**The request:** State the number of lines below in which the word "that" appears. Nothing else belongs in the answer.

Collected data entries
BEGIN
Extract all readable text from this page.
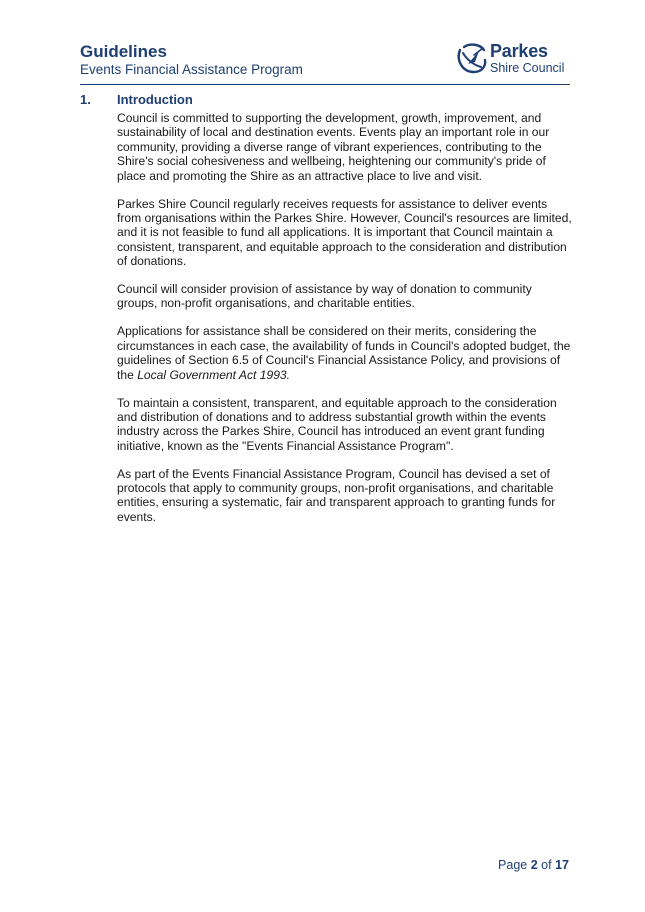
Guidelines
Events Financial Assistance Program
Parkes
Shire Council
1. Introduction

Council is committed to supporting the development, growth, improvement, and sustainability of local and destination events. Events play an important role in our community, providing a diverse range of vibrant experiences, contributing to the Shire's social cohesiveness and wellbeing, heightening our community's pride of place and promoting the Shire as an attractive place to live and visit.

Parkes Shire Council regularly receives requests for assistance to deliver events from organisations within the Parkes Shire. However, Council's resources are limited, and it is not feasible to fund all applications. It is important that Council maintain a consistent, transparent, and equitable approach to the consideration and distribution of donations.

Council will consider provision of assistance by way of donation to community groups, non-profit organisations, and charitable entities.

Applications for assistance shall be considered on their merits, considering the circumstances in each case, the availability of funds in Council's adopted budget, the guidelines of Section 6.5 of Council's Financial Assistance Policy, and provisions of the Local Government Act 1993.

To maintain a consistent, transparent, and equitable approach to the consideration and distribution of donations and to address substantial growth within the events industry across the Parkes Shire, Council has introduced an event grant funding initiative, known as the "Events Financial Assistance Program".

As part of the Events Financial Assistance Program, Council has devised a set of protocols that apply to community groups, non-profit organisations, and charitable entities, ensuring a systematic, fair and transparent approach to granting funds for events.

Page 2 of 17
END
BEGIN
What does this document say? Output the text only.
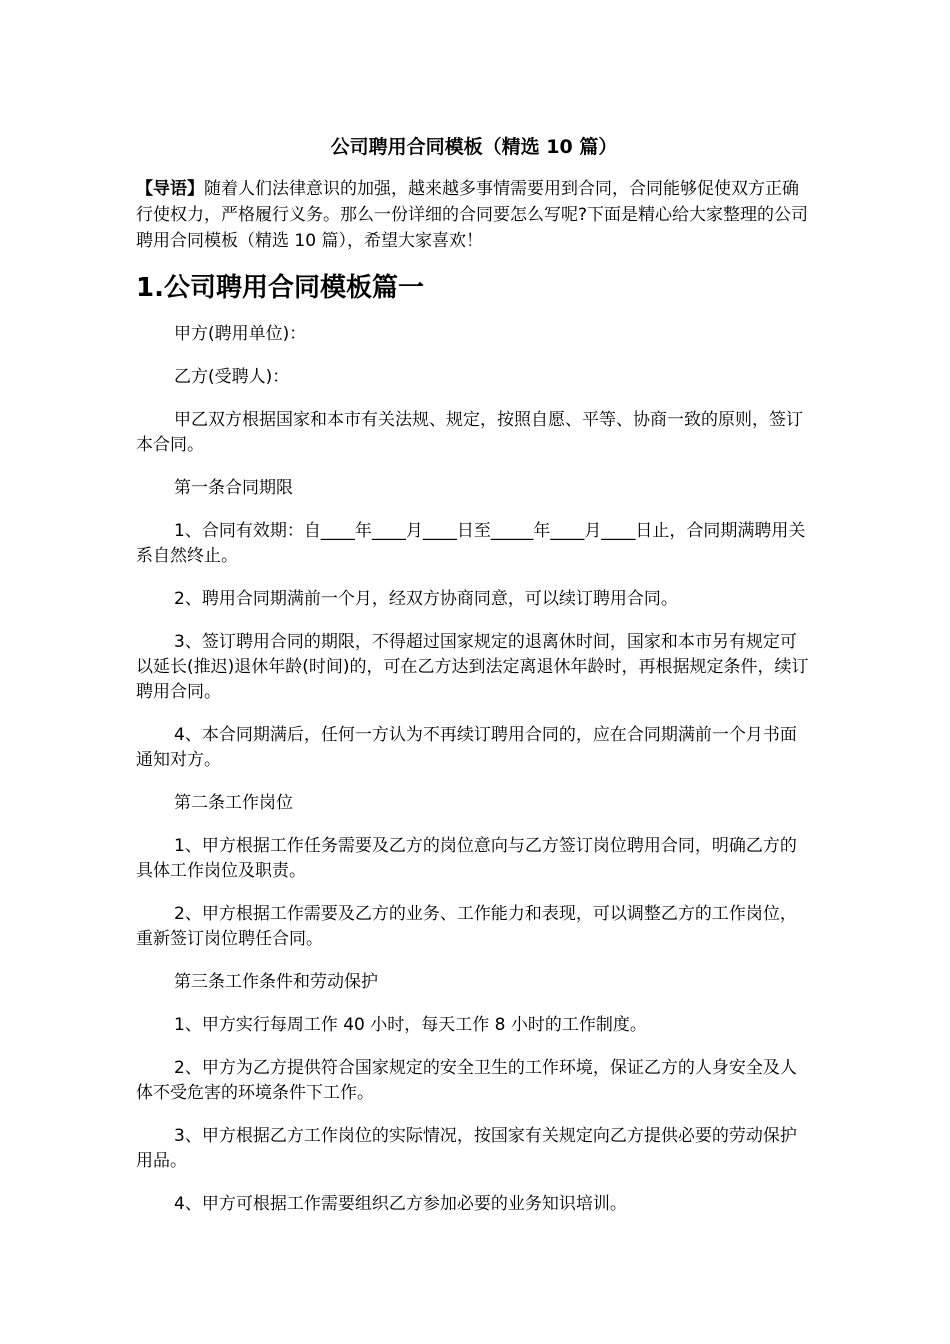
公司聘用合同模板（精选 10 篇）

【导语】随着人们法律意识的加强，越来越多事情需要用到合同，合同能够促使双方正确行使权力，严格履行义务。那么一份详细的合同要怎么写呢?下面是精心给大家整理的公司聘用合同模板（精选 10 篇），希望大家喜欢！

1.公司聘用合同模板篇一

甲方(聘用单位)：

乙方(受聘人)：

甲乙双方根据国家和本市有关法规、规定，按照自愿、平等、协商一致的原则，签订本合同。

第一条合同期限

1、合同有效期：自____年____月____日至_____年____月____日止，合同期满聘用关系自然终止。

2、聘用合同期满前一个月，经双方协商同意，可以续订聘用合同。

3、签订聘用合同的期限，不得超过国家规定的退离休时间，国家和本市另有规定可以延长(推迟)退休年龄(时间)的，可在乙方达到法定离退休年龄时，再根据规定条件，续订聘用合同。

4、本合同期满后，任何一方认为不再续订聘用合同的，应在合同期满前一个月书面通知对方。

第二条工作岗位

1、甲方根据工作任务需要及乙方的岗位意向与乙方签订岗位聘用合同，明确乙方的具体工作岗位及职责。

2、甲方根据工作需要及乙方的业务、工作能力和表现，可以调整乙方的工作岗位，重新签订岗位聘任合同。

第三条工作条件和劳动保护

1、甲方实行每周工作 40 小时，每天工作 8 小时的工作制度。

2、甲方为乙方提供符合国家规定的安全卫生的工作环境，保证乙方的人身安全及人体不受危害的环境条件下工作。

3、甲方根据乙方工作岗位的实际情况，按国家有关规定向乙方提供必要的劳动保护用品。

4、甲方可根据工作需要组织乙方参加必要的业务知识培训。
END
**Answer to this task:** 2